** START Provided data **
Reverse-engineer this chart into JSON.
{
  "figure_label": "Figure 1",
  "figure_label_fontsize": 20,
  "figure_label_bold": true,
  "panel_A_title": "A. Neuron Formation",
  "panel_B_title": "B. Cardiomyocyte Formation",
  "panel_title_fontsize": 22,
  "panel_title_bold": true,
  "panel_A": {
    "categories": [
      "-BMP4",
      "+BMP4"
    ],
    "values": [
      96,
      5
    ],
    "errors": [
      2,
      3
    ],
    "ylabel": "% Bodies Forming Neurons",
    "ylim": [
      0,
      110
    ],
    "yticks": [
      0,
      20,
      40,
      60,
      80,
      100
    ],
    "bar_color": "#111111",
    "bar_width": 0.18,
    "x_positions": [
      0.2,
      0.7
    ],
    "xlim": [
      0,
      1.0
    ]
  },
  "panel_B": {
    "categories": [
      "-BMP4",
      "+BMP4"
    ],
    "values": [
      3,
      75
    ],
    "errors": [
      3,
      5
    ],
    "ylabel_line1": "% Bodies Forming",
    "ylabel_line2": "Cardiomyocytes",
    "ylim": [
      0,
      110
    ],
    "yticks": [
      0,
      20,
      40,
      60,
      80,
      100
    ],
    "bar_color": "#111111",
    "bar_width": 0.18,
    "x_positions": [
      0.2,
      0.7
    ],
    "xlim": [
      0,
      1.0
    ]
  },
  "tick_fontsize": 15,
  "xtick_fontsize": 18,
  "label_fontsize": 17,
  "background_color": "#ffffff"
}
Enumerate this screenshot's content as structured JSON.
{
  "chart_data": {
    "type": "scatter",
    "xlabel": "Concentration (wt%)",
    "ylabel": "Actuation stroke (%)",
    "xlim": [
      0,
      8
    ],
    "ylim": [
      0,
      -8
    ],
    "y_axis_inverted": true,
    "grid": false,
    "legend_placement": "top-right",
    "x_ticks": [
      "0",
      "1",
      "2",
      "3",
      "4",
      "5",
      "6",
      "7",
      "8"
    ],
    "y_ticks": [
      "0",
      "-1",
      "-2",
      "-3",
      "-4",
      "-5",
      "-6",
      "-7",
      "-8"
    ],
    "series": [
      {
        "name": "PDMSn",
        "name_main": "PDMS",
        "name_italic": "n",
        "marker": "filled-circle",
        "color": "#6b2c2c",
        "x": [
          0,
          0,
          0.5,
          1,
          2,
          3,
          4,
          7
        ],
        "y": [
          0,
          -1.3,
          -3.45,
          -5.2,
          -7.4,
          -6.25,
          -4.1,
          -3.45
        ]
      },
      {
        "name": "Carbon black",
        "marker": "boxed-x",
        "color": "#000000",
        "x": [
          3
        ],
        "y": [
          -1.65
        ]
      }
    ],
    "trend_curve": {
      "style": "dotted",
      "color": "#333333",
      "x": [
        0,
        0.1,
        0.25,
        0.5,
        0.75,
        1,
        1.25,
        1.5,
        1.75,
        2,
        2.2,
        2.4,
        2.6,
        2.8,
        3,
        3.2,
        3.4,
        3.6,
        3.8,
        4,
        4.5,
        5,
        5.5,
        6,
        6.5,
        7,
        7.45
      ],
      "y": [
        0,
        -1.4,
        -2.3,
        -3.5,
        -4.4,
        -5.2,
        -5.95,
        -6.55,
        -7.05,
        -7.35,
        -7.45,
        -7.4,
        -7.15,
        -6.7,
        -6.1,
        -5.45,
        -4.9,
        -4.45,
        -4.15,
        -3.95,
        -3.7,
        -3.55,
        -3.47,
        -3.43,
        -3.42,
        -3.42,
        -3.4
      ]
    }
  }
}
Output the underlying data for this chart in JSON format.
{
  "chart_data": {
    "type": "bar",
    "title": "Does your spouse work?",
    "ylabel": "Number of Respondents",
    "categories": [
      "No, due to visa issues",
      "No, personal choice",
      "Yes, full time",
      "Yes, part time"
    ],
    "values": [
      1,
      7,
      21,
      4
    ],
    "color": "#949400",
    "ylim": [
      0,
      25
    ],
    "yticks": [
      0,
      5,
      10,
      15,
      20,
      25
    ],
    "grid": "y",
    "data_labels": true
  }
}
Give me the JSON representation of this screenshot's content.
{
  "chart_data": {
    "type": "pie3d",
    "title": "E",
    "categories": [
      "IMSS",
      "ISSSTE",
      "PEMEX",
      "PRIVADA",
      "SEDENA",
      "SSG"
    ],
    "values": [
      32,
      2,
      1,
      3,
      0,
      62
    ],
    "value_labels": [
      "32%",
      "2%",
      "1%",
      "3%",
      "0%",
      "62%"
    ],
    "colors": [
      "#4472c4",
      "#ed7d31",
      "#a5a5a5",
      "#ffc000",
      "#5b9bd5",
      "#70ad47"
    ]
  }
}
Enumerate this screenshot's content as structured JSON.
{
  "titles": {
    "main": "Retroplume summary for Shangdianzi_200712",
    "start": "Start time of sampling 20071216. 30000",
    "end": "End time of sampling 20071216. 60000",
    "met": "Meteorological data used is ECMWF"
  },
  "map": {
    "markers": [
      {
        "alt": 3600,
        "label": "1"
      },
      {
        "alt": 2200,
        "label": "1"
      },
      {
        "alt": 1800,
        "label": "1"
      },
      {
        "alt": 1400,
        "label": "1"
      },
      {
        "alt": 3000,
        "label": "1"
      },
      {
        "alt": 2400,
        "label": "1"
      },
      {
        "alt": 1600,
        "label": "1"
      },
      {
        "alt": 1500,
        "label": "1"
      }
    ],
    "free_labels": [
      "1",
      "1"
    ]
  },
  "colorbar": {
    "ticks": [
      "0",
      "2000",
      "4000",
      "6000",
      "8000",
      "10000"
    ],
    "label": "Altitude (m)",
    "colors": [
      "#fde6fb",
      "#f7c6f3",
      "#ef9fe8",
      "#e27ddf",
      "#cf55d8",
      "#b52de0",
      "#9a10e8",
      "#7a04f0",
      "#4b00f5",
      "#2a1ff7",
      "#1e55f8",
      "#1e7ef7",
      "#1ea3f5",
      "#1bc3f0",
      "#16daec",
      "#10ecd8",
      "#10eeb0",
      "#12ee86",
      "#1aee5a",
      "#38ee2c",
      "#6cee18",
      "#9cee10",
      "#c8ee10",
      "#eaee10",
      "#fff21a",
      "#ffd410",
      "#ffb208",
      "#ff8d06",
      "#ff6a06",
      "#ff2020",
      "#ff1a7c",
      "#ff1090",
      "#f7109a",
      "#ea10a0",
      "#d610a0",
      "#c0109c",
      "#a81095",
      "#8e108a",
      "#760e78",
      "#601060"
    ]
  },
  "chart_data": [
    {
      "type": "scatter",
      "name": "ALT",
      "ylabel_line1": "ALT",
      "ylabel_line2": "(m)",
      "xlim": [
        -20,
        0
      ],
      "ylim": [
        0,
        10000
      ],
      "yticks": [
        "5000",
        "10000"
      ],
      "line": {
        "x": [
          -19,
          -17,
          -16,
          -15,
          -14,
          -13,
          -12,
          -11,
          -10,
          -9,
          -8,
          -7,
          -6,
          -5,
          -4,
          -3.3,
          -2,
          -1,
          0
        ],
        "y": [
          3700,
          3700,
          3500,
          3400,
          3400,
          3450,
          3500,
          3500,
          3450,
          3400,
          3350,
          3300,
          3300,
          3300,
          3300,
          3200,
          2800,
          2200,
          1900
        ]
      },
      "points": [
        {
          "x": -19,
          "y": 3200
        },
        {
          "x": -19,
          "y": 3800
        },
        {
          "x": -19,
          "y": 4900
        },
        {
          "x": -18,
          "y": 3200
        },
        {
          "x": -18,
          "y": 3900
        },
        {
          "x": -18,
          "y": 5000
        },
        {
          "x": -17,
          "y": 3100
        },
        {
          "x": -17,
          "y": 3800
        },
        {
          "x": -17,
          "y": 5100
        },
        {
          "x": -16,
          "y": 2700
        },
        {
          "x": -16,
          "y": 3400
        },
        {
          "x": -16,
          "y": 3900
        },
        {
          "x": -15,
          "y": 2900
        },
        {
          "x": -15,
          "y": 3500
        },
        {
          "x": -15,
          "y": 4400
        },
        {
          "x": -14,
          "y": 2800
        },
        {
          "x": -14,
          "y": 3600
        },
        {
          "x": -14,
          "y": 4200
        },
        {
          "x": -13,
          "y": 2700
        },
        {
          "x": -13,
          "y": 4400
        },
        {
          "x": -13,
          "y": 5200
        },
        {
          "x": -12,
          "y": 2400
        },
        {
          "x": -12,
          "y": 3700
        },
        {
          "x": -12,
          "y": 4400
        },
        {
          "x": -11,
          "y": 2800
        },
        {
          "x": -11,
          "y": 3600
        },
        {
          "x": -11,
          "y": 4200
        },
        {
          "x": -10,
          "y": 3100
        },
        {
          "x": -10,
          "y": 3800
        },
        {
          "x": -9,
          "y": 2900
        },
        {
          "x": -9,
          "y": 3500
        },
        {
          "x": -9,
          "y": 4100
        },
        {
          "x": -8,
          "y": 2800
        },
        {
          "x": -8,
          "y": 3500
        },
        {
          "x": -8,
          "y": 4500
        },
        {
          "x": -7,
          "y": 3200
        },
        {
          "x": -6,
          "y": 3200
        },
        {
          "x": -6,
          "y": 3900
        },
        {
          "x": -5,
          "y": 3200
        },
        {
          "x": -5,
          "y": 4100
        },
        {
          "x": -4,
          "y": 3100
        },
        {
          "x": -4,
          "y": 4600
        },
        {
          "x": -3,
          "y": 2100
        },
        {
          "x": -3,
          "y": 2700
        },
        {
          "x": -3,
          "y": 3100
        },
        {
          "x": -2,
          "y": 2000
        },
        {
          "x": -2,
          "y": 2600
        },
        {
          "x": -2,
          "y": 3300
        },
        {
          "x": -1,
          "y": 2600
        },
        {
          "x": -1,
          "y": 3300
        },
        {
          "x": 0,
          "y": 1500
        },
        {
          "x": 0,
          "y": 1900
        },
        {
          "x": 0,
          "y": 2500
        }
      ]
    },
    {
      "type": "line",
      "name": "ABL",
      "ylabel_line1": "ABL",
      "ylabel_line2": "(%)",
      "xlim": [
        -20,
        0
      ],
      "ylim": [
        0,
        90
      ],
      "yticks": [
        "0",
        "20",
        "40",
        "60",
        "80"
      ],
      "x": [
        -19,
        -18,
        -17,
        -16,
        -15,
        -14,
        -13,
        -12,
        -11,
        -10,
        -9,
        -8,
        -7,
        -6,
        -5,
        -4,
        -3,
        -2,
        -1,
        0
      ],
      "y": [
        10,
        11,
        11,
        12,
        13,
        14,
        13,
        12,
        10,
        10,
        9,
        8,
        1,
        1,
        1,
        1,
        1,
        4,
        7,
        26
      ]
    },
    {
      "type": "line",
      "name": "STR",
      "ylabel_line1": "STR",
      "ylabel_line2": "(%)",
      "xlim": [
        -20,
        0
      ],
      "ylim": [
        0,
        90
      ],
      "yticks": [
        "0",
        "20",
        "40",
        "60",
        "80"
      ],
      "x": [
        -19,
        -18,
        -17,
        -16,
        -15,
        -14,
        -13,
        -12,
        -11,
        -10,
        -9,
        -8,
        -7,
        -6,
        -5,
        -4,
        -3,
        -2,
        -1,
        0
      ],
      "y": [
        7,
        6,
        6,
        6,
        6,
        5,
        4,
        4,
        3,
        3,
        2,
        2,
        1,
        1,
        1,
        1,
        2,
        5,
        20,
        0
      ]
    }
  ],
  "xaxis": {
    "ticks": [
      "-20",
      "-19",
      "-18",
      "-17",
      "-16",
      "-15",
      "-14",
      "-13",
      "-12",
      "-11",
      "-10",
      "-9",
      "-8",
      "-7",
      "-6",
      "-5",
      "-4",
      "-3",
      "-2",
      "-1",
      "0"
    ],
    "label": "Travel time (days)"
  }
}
** END Provided data **
## Directions for this task
Go through the records and show every line with the string "type" in it.

## Exercise solution
    "type": "scatter",
    "type": "bar",
    "type": "pie3d",
      "type": "scatter",
      "type": "line",
      "type": "line",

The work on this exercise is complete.